** Work to complete **
Output every entry exactly as written.

:: Records for processing ::

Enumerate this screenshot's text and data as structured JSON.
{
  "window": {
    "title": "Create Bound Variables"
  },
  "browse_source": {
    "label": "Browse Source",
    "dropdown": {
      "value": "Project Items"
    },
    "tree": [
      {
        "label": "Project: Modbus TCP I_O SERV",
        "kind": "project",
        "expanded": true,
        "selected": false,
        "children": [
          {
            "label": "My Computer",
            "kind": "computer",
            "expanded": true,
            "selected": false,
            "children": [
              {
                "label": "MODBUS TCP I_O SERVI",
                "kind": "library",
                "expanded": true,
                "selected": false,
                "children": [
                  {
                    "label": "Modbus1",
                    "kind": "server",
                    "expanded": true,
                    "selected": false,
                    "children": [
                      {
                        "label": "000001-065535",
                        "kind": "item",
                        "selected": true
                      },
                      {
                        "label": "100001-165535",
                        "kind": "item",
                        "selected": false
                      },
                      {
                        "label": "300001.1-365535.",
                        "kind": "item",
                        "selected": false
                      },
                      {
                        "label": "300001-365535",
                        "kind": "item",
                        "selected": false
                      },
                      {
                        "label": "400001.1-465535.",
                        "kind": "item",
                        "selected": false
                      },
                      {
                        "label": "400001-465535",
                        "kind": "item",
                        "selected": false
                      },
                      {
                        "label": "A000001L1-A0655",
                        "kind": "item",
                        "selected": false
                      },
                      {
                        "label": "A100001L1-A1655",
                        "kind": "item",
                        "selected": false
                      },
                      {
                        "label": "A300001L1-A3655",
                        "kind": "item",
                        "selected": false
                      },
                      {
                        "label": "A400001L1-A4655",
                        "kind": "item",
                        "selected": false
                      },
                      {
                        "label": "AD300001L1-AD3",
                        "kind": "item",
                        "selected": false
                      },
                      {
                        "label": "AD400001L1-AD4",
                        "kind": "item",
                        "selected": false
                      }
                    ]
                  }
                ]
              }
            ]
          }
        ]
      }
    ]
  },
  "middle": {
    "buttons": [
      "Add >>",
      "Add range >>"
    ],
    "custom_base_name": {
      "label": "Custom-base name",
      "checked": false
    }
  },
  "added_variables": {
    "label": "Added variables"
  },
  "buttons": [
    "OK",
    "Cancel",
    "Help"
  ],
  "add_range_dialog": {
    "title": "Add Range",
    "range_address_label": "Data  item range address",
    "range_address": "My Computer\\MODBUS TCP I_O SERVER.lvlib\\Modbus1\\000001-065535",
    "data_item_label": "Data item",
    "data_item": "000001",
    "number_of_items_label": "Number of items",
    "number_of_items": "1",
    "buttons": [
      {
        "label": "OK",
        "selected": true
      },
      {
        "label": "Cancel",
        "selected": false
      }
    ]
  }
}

:::

** Solution **
Enumerate this screenshot's text and data as structured JSON.
{
  "window": {
    "title": "Create Bound Variables"
  },
  "browse_source": {
    "label": "Browse Source",
    "dropdown": {
      "value": "Project Items"
    },
    "tree": [
      {
        "label": "Project: Modbus TCP I_O SERV",
        "kind": "project",
        "expanded": true,
        "selected": false,
        "children": [
          {
            "label": "My Computer",
            "kind": "computer",
            "expanded": true,
            "selected": false,
            "children": [
              {
                "label": "MODBUS TCP I_O SERVI",
                "kind": "library",
                "expanded": true,
                "selected": false,
                "children": [
                  {
                    "label": "Modbus1",
                    "kind": "server",
                    "expanded": true,
                    "selected": false,
                    "children": [
                      {
                        "label": "000001-065535",
                        "kind": "item",
                        "selected": true
                      },
                      {
                        "label": "100001-165535",
                        "kind": "item",
                        "selected": false
                      },
                      {
                        "label": "300001.1-365535.",
                        "kind": "item",
                        "selected": false
                      },
                      {
                        "label": "300001-365535",
                        "kind": "item",
                        "selected": false
                      },
                      {
                        "label": "400001.1-465535.",
                        "kind": "item",
                        "selected": false
                      },
                      {
                        "label": "400001-465535",
                        "kind": "item",
                        "selected": false
                      },
                      {
                        "label": "A000001L1-A0655",
                        "kind": "item",
                        "selected": false
                      },
                      {
                        "label": "A100001L1-A1655",
                        "kind": "item",
                        "selected": false
                      },
                      {
                        "label": "A300001L1-A3655",
                        "kind": "item",
                        "selected": false
                      },
                      {
                        "label": "A400001L1-A4655",
                        "kind": "item",
                        "selected": false
                      },
                      {
                        "label": "AD300001L1-AD3",
                        "kind": "item",
                        "selected": false
                      },
                      {
                        "label": "AD400001L1-AD4",
                        "kind": "item",
                        "selected": false
                      }
                    ]
                  }
                ]
              }
            ]
          }
        ]
      }
    ]
  },
  "middle": {
    "buttons": [
      "Add >>",
      "Add range >>"
    ],
    "custom_base_name": {
      "label": "Custom-base name",
      "checked": false
    }
  },
  "added_variables": {
    "label": "Added variables"
  },
  "buttons": [
    "OK",
    "Cancel",
    "Help"
  ],
  "add_range_dialog": {
    "title": "Add Range",
    "range_address_label": "Data  item range address",
    "range_address": "My Computer\\MODBUS TCP I_O SERVER.lvlib\\Modbus1\\000001-065535",
    "data_item_label": "Data item",
    "data_item": "000001",
    "number_of_items_label": "Number of items",
    "number_of_items": "1",
    "buttons": [
      {
        "label": "OK",
        "selected": true
      },
      {
        "label": "Cancel",
        "selected": false
      }
    ]
  }
}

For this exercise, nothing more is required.